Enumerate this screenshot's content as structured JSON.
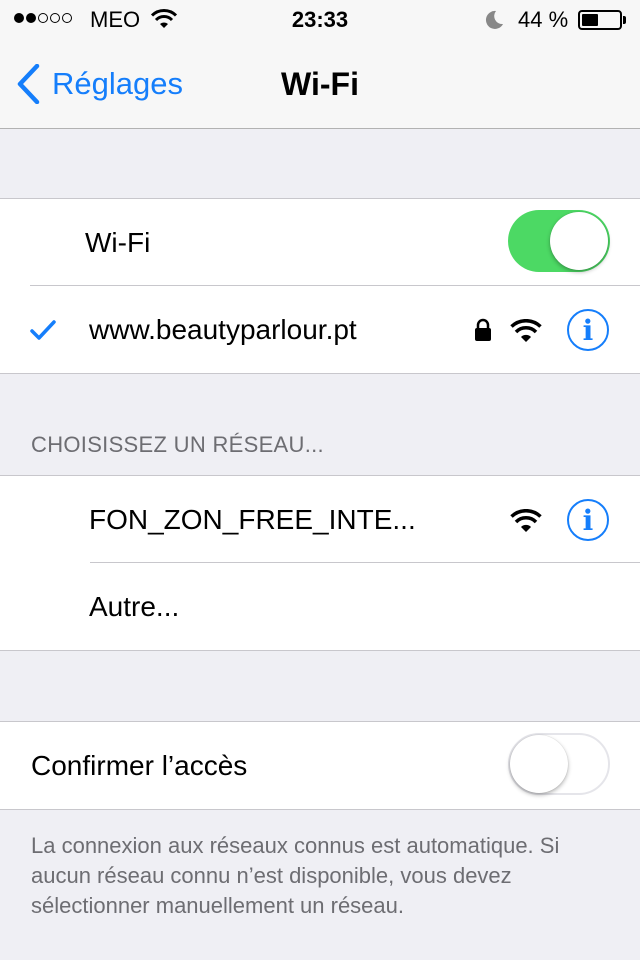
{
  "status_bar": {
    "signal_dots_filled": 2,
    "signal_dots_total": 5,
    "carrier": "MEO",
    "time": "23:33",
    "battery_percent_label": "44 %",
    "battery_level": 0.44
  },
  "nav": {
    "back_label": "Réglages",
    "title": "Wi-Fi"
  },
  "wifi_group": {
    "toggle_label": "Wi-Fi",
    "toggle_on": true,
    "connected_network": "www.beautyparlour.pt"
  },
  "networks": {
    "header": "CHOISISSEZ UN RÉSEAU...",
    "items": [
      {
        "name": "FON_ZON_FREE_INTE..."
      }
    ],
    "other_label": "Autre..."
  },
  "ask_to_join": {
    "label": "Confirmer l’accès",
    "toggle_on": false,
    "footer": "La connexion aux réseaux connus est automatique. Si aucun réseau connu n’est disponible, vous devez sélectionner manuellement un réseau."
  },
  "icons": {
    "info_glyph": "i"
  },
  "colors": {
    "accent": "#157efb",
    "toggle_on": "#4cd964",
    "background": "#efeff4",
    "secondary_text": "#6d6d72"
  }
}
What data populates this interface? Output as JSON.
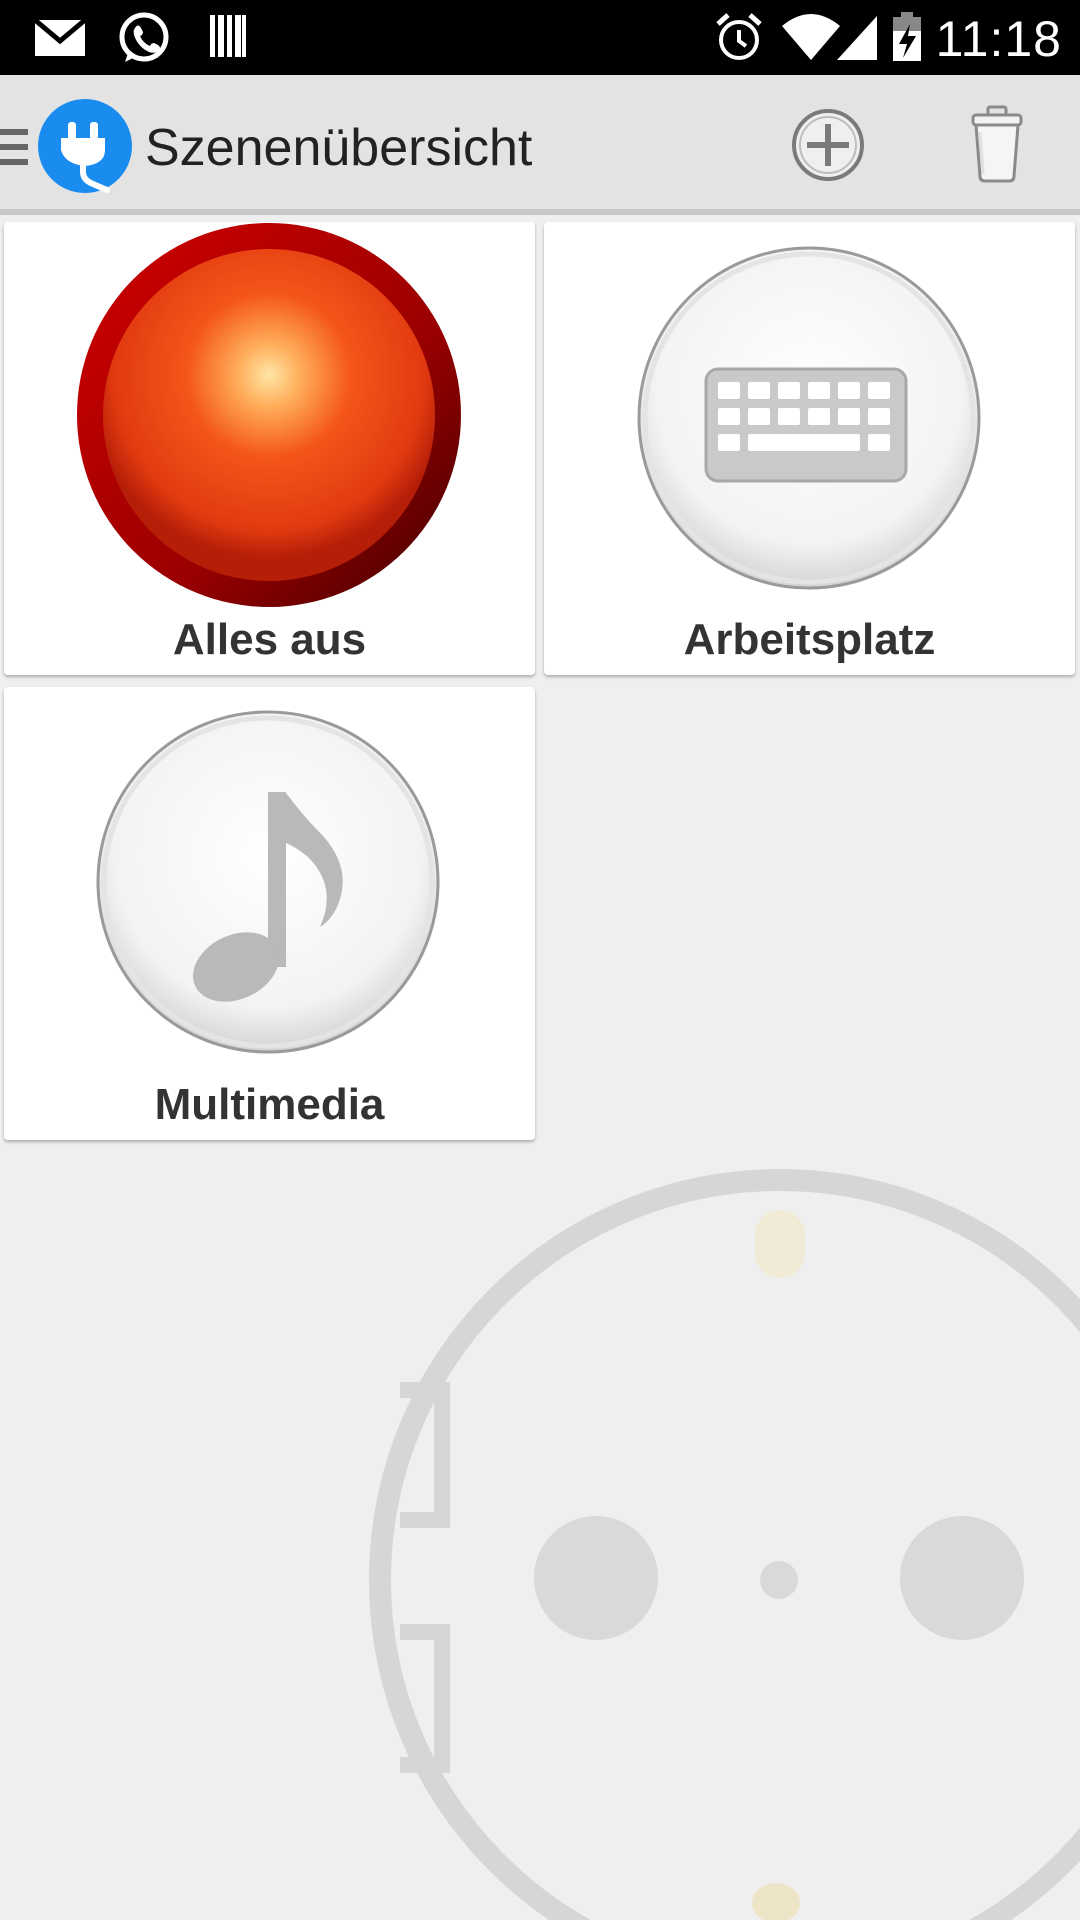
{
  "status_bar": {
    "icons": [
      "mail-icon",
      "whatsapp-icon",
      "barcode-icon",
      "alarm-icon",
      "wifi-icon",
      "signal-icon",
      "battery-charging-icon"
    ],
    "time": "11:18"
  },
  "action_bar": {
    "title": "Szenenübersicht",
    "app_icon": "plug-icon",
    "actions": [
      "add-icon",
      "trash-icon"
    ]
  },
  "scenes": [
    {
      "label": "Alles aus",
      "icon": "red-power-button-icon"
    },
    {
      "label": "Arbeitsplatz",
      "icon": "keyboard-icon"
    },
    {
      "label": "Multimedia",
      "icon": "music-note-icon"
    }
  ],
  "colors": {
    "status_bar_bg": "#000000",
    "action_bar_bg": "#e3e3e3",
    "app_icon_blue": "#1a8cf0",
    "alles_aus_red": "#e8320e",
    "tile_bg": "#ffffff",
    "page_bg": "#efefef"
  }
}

------------------------------------------------

# What to work on
Leave the pictures out and reproduce all of the records exactly.

# Response to the task
Enumerate this screenshot's content as structured JSON.
{
  "status_bar": {
    "signal_dots_filled": 2,
    "signal_dots_total": 5,
    "carrier": "MEO",
    "time": "23:33",
    "battery_percent_label": "44 %",
    "battery_level": 0.44
  },
  "nav": {
    "back_label": "Réglages",
    "title": "Wi-Fi"
  },
  "wifi_group": {
    "toggle_label": "Wi-Fi",
    "toggle_on": true,
    "connected_network": "www.beautyparlour.pt"
  },
  "networks": {
    "header": "CHOISISSEZ UN RÉSEAU...",
    "items": [
      {
        "name": "FON_ZON_FREE_INTE..."
      }
    ],
    "other_label": "Autre..."
  },
  "ask_to_join": {
    "label": "Confirmer l’accès",
    "toggle_on": false,
    "footer": "La connexion aux réseaux connus est automatique. Si aucun réseau connu n’est disponible, vous devez sélectionner manuellement un réseau."
  },
  "icons": {
    "info_glyph": "i"
  },
  "colors": {
    "accent": "#157efb",
    "toggle_on": "#4cd964",
    "background": "#efeff4",
    "secondary_text": "#6d6d72"
  }
}
What data populates this interface? Output as JSON.
{
  "status_bar": {
    "icons": [
      "mail-icon",
      "whatsapp-icon",
      "barcode-icon",
      "alarm-icon",
      "wifi-icon",
      "signal-icon",
      "battery-charging-icon"
    ],
    "time": "11:18"
  },
  "action_bar": {
    "title": "Szenenübersicht",
    "app_icon": "plug-icon",
    "actions": [
      "add-icon",
      "trash-icon"
    ]
  },
  "scenes": [
    {
      "label": "Alles aus",
      "icon": "red-power-button-icon"
    },
    {
      "label": "Arbeitsplatz",
      "icon": "keyboard-icon"
    },
    {
      "label": "Multimedia",
      "icon": "music-note-icon"
    }
  ],
  "colors": {
    "status_bar_bg": "#000000",
    "action_bar_bg": "#e3e3e3",
    "app_icon_blue": "#1a8cf0",
    "alles_aus_red": "#e8320e",
    "tile_bg": "#ffffff",
    "page_bg": "#efefef"
  }
}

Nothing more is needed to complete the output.